GOAL OF THE EXERCISE: You are to retype all of the data exactly as it appears.

EXERCISE INPUT:
-- -- --

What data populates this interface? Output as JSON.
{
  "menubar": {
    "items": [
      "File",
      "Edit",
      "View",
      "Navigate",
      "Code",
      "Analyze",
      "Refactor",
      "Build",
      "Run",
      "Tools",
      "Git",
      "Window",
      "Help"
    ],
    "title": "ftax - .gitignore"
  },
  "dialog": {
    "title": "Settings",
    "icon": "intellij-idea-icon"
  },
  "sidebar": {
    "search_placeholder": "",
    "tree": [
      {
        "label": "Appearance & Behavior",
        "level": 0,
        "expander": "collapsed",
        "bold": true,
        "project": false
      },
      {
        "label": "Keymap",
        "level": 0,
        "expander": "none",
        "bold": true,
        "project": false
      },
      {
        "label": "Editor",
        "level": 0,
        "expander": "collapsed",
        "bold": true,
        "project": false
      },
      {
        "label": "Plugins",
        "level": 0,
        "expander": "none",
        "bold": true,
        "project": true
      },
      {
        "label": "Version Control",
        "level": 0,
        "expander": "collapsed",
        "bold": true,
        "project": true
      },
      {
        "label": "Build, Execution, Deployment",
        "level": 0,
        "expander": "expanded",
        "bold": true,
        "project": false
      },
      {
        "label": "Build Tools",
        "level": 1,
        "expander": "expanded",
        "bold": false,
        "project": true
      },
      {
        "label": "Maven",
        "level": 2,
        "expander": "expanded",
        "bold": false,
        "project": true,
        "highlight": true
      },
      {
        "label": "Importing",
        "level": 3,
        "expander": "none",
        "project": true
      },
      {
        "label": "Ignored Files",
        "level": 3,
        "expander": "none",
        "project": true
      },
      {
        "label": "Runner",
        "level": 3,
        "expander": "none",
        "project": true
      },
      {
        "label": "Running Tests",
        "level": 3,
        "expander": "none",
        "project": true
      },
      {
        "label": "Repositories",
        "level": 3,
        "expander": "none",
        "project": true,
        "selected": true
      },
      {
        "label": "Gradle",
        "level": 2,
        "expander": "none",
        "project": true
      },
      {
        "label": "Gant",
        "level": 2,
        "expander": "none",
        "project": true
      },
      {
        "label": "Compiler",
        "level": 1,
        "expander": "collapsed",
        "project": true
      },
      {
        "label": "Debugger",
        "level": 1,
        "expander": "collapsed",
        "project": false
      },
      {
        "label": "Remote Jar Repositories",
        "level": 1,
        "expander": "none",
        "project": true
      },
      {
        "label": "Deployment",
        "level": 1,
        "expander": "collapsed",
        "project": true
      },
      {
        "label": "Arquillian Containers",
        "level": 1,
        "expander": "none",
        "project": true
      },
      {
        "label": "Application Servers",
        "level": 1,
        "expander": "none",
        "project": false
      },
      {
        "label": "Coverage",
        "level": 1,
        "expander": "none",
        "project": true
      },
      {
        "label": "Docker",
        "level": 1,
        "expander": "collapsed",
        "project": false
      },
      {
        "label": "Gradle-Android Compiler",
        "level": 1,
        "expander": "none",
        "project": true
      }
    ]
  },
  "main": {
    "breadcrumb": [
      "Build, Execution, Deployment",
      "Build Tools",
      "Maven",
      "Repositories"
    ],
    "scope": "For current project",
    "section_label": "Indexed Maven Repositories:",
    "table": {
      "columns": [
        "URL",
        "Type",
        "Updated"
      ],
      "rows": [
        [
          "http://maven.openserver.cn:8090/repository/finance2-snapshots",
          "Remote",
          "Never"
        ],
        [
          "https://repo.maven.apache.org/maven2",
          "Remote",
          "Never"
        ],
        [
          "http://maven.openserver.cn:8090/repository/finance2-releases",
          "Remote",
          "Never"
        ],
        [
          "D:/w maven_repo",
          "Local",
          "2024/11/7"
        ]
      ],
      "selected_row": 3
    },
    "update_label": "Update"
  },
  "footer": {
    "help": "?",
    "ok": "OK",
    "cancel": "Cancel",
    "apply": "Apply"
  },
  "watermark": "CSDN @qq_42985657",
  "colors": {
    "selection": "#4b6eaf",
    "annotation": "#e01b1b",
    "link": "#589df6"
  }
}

-- -- --

FINISHED TASK:
What data populates this interface? Output as JSON.
{
  "menubar": {
    "items": [
      "File",
      "Edit",
      "View",
      "Navigate",
      "Code",
      "Analyze",
      "Refactor",
      "Build",
      "Run",
      "Tools",
      "Git",
      "Window",
      "Help"
    ],
    "title": "ftax - .gitignore"
  },
  "dialog": {
    "title": "Settings",
    "icon": "intellij-idea-icon"
  },
  "sidebar": {
    "search_placeholder": "",
    "tree": [
      {
        "label": "Appearance & Behavior",
        "level": 0,
        "expander": "collapsed",
        "bold": true,
        "project": false
      },
      {
        "label": "Keymap",
        "level": 0,
        "expander": "none",
        "bold": true,
        "project": false
      },
      {
        "label": "Editor",
        "level": 0,
        "expander": "collapsed",
        "bold": true,
        "project": false
      },
      {
        "label": "Plugins",
        "level": 0,
        "expander": "none",
        "bold": true,
        "project": true
      },
      {
        "label": "Version Control",
        "level": 0,
        "expander": "collapsed",
        "bold": true,
        "project": true
      },
      {
        "label": "Build, Execution, Deployment",
        "level": 0,
        "expander": "expanded",
        "bold": true,
        "project": false
      },
      {
        "label": "Build Tools",
        "level": 1,
        "expander": "expanded",
        "bold": false,
        "project": true
      },
      {
        "label": "Maven",
        "level": 2,
        "expander": "expanded",
        "bold": false,
        "project": true,
        "highlight": true
      },
      {
        "label": "Importing",
        "level": 3,
        "expander": "none",
        "project": true
      },
      {
        "label": "Ignored Files",
        "level": 3,
        "expander": "none",
        "project": true
      },
      {
        "label": "Runner",
        "level": 3,
        "expander": "none",
        "project": true
      },
      {
        "label": "Running Tests",
        "level": 3,
        "expander": "none",
        "project": true
      },
      {
        "label": "Repositories",
        "level": 3,
        "expander": "none",
        "project": true,
        "selected": true
      },
      {
        "label": "Gradle",
        "level": 2,
        "expander": "none",
        "project": true
      },
      {
        "label": "Gant",
        "level": 2,
        "expander": "none",
        "project": true
      },
      {
        "label": "Compiler",
        "level": 1,
        "expander": "collapsed",
        "project": true
      },
      {
        "label": "Debugger",
        "level": 1,
        "expander": "collapsed",
        "project": false
      },
      {
        "label": "Remote Jar Repositories",
        "level": 1,
        "expander": "none",
        "project": true
      },
      {
        "label": "Deployment",
        "level": 1,
        "expander": "collapsed",
        "project": true
      },
      {
        "label": "Arquillian Containers",
        "level": 1,
        "expander": "none",
        "project": true
      },
      {
        "label": "Application Servers",
        "level": 1,
        "expander": "none",
        "project": false
      },
      {
        "label": "Coverage",
        "level": 1,
        "expander": "none",
        "project": true
      },
      {
        "label": "Docker",
        "level": 1,
        "expander": "collapsed",
        "project": false
      },
      {
        "label": "Gradle-Android Compiler",
        "level": 1,
        "expander": "none",
        "project": true
      }
    ]
  },
  "main": {
    "breadcrumb": [
      "Build, Execution, Deployment",
      "Build Tools",
      "Maven",
      "Repositories"
    ],
    "scope": "For current project",
    "section_label": "Indexed Maven Repositories:",
    "table": {
      "columns": [
        "URL",
        "Type",
        "Updated"
      ],
      "rows": [
        [
          "http://maven.openserver.cn:8090/repository/finance2-snapshots",
          "Remote",
          "Never"
        ],
        [
          "https://repo.maven.apache.org/maven2",
          "Remote",
          "Never"
        ],
        [
          "http://maven.openserver.cn:8090/repository/finance2-releases",
          "Remote",
          "Never"
        ],
        [
          "D:/w maven_repo",
          "Local",
          "2024/11/7"
        ]
      ],
      "selected_row": 3
    },
    "update_label": "Update"
  },
  "footer": {
    "help": "?",
    "ok": "OK",
    "cancel": "Cancel",
    "apply": "Apply"
  },
  "watermark": "CSDN @qq_42985657",
  "colors": {
    "selection": "#4b6eaf",
    "annotation": "#e01b1b",
    "link": "#589df6"
  }
}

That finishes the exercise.